* [Task material]
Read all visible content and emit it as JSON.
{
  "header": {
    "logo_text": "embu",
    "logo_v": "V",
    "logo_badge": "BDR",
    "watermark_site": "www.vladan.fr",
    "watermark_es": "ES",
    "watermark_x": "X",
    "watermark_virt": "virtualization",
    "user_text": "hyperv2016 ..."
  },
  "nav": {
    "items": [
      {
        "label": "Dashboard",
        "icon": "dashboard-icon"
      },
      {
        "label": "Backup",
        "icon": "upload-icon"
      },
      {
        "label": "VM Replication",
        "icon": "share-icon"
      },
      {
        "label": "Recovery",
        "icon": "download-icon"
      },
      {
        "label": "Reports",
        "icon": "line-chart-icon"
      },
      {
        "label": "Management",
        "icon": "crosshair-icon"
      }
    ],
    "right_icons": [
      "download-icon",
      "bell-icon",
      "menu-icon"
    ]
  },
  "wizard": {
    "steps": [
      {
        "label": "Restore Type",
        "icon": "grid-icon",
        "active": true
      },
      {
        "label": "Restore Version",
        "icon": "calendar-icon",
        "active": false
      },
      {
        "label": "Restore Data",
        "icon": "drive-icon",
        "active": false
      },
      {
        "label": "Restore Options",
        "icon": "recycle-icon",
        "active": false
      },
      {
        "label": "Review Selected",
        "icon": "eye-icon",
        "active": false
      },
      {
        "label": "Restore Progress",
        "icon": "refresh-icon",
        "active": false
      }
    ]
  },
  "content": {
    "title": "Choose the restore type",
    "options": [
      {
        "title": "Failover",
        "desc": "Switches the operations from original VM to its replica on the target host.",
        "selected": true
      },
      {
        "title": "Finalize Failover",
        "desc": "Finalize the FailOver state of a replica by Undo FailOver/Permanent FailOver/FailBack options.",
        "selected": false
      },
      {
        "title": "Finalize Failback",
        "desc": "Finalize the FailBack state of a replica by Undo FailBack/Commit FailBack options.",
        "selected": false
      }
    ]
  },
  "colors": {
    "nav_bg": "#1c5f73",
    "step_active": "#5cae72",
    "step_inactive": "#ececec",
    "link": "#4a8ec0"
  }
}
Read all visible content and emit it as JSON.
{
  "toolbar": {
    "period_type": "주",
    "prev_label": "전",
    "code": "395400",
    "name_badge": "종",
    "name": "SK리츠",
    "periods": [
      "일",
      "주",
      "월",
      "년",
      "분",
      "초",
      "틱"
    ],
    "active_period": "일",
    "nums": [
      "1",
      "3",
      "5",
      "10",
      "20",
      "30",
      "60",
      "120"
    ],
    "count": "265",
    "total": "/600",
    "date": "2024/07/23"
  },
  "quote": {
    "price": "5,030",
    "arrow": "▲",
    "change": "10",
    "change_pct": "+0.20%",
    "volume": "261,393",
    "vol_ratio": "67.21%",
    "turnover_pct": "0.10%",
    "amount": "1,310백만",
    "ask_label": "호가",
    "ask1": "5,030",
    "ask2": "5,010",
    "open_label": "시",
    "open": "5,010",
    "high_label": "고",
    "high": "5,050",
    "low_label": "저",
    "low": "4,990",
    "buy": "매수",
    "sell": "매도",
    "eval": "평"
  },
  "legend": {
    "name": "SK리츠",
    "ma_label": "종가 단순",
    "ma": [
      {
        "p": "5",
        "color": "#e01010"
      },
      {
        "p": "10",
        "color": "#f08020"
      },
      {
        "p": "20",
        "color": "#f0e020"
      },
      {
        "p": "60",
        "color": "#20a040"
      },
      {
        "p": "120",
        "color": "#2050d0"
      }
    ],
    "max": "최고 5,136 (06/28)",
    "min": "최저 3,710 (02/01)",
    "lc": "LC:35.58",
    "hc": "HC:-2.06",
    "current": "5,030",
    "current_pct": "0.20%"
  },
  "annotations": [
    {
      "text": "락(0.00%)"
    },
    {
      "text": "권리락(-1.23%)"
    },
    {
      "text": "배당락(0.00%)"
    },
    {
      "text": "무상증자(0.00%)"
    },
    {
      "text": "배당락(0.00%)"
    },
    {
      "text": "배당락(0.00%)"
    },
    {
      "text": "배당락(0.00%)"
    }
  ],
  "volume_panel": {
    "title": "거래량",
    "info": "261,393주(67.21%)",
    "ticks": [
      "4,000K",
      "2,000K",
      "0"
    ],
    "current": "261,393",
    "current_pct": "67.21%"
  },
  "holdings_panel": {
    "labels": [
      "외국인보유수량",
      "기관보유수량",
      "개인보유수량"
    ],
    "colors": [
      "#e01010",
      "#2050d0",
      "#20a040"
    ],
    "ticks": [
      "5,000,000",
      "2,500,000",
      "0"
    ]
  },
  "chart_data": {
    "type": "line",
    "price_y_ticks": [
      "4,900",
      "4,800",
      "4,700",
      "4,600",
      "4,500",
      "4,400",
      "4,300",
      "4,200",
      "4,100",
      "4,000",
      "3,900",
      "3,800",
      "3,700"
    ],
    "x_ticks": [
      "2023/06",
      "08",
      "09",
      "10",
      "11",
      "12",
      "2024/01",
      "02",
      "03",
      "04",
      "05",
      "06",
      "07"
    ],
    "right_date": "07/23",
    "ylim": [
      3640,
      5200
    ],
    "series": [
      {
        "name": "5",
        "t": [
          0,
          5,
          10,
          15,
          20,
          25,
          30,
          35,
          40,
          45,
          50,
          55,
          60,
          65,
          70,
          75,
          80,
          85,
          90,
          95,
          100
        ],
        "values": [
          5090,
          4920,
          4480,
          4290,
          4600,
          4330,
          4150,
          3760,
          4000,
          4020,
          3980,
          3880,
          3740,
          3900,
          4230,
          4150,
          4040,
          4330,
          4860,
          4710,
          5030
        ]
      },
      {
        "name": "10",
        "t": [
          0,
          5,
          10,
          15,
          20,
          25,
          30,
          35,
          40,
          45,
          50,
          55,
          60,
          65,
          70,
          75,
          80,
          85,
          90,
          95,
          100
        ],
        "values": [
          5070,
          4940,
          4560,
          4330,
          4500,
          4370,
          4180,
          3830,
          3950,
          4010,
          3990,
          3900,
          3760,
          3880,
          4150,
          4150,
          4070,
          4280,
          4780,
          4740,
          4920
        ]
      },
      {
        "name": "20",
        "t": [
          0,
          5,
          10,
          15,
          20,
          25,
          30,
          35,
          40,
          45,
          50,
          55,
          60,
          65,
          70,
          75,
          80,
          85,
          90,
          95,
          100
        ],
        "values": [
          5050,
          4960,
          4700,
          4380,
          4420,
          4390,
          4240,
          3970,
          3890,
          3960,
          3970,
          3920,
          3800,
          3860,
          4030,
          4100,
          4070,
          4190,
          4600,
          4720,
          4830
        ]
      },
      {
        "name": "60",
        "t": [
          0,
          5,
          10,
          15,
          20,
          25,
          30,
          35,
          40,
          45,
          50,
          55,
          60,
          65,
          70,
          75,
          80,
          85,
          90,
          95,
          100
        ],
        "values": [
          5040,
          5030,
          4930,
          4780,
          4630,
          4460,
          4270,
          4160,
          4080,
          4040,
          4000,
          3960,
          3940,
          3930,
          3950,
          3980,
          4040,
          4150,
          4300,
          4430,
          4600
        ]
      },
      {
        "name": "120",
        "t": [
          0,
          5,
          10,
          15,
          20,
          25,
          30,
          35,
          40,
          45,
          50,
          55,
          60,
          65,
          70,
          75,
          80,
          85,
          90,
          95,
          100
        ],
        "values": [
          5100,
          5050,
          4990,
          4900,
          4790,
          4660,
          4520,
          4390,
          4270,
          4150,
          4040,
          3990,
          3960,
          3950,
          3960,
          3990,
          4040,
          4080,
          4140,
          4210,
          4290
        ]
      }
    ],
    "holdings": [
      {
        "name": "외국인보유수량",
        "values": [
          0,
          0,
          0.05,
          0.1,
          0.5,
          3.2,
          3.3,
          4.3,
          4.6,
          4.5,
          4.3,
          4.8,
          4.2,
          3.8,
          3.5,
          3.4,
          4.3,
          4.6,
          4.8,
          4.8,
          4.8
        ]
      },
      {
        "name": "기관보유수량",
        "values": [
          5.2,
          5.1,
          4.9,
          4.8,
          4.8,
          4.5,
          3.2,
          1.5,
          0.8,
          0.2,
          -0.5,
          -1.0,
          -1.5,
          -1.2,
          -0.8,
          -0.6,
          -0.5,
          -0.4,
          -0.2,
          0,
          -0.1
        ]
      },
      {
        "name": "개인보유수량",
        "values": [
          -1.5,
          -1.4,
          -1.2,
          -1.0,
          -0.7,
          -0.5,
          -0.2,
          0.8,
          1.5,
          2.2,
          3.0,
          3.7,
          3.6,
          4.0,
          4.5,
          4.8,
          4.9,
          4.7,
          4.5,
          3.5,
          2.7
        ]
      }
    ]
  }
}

* [Aim]
Pick each line holding the word "title" out of the listing.

* [Completed exercise]
    "title": "Choose the restore type",
        "title": "Failover",
        "title": "Finalize Failover",
        "title": "Finalize Failback",
    "title": "거래량",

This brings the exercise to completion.